[Records about charts and figures]
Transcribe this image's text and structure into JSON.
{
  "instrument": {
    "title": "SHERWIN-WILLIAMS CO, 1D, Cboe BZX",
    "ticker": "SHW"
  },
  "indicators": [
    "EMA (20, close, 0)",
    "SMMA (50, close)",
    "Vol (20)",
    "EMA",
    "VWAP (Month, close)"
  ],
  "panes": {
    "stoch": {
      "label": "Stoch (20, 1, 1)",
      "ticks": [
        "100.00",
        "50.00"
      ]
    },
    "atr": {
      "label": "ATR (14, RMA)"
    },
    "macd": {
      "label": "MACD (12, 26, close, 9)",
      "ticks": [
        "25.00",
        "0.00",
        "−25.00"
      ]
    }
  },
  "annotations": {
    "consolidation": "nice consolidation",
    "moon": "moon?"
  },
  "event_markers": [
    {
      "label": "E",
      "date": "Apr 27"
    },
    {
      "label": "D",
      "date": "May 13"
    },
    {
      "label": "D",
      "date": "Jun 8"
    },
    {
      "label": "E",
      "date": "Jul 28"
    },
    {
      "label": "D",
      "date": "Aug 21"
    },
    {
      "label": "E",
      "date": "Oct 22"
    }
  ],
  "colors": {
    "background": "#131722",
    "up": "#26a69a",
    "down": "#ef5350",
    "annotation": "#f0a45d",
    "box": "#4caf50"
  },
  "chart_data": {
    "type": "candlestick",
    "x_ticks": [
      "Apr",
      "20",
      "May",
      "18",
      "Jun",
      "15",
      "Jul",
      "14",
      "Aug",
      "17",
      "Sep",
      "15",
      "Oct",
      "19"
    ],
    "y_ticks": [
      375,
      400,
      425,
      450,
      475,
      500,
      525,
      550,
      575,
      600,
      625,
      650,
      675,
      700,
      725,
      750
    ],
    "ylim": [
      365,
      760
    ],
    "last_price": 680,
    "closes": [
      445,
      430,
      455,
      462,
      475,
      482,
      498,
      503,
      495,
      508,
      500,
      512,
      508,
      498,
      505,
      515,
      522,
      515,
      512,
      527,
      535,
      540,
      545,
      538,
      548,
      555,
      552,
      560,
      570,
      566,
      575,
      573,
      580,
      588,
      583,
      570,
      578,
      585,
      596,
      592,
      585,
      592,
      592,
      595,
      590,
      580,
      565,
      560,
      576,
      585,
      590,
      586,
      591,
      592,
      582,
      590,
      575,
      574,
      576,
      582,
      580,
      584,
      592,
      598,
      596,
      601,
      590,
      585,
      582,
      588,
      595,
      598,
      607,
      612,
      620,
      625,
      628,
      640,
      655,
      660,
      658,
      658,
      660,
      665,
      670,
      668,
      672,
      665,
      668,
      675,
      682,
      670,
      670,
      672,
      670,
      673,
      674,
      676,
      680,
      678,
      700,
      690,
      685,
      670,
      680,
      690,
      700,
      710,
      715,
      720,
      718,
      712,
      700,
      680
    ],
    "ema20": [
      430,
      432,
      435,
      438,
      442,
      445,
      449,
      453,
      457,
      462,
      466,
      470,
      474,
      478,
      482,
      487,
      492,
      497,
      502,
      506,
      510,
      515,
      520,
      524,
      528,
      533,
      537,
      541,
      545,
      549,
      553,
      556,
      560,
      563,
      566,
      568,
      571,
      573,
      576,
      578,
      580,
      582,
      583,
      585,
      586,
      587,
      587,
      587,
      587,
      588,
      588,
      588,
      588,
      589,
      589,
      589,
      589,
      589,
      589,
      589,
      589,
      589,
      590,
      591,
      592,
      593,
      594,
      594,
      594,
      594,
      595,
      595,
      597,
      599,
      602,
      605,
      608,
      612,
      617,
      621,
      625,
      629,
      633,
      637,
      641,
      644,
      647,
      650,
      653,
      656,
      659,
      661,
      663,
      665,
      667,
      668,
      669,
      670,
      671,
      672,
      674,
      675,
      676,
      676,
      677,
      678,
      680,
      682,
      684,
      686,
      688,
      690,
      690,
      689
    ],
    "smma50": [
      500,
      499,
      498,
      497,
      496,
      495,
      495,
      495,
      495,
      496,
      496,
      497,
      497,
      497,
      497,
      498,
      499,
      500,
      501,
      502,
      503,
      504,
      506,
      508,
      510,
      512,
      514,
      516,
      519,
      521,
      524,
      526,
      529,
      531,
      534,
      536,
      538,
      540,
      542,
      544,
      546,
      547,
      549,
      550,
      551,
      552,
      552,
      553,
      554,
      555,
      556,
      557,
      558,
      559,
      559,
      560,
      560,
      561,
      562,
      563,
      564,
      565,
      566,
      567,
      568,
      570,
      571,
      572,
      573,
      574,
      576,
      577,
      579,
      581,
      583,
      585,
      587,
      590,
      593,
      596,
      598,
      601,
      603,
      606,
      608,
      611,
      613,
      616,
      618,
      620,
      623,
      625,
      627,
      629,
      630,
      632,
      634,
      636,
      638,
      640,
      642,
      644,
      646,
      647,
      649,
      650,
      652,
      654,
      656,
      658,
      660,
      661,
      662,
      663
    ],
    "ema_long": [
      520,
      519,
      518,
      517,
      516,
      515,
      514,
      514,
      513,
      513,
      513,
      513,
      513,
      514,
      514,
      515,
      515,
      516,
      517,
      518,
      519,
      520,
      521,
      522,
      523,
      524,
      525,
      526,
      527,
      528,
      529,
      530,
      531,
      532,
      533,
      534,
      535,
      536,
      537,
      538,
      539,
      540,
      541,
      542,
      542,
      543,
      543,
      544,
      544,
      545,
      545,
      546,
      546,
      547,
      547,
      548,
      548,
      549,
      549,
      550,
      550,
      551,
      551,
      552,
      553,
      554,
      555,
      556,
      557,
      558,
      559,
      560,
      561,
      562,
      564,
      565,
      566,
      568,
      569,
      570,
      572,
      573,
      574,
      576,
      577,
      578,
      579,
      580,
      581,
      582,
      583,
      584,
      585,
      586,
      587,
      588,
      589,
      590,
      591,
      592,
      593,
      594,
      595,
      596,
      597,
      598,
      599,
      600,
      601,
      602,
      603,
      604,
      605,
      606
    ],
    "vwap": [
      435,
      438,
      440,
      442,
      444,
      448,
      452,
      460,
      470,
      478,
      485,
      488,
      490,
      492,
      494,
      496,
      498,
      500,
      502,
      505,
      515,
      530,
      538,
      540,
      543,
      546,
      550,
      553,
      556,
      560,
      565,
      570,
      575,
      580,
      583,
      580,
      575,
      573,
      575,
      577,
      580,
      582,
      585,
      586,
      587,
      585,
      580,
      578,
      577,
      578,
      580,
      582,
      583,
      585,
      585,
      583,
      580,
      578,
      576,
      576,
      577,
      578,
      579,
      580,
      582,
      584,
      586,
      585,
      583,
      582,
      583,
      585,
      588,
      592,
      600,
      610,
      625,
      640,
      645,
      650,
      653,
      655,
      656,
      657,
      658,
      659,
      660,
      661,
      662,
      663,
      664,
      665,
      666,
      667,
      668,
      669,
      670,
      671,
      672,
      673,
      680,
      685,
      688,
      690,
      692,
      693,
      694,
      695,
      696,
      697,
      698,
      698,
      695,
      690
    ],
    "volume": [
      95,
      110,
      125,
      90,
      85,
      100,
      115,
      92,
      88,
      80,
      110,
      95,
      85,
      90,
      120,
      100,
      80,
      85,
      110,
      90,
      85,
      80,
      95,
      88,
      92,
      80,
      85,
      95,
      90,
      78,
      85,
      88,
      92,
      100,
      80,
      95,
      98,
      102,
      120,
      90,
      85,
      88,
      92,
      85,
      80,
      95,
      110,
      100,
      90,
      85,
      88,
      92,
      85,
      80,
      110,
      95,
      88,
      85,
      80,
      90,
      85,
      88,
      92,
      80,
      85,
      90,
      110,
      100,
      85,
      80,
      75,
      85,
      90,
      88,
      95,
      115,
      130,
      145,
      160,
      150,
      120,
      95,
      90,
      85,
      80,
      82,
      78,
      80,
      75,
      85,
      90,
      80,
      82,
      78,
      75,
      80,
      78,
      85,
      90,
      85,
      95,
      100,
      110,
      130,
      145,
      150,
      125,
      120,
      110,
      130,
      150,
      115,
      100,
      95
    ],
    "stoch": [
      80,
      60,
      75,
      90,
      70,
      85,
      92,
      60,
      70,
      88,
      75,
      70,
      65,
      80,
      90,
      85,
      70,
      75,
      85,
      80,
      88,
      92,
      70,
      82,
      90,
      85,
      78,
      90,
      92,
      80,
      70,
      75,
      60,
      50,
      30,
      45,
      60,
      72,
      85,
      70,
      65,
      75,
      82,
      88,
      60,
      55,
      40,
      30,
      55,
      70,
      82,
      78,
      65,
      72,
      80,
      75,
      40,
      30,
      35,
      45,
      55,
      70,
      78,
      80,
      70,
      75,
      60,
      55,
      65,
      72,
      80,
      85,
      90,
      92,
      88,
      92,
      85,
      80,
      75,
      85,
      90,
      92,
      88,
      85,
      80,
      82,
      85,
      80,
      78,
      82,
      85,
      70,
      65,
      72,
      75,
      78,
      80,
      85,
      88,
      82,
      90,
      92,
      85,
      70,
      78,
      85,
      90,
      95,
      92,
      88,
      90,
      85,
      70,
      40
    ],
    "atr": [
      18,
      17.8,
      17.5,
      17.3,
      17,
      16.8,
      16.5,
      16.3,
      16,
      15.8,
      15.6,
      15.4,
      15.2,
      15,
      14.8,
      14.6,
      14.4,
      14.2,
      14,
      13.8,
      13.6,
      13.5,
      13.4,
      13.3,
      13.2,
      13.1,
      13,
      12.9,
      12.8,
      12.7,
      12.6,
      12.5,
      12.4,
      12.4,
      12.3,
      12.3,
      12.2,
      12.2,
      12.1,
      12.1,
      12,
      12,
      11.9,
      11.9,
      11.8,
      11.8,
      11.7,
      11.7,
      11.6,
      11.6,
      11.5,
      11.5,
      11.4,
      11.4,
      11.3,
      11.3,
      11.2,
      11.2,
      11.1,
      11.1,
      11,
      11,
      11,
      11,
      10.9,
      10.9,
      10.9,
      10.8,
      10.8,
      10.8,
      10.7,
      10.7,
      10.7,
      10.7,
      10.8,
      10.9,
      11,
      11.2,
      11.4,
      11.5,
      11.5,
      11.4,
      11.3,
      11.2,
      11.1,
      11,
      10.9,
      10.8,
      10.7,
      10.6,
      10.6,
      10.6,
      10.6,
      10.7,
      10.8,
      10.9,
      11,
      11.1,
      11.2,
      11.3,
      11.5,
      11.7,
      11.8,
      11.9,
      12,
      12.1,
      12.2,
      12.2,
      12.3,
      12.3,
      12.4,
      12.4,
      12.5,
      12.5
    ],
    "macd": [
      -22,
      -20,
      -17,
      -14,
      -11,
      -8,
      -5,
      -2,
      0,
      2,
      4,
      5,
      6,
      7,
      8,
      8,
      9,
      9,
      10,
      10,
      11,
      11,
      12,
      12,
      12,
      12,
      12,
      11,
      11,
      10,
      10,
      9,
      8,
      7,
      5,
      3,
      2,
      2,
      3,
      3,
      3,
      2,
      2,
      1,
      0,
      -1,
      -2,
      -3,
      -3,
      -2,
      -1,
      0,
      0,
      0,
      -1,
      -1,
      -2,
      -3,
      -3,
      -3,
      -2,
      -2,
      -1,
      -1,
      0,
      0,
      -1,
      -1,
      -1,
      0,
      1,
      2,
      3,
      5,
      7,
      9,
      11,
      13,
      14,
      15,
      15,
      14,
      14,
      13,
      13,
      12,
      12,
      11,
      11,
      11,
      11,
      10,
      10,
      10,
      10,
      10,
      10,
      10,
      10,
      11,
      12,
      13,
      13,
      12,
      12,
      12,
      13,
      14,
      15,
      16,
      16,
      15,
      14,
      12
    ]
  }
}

_Direction_:
Select every line in the records above that contains the word "date".

_The response_:
      "date": "Apr 27"
      "date": "May 13"
      "date": "Jun 8"
      "date": "Jul 28"
      "date": "Aug 21"
      "date": "Oct 22"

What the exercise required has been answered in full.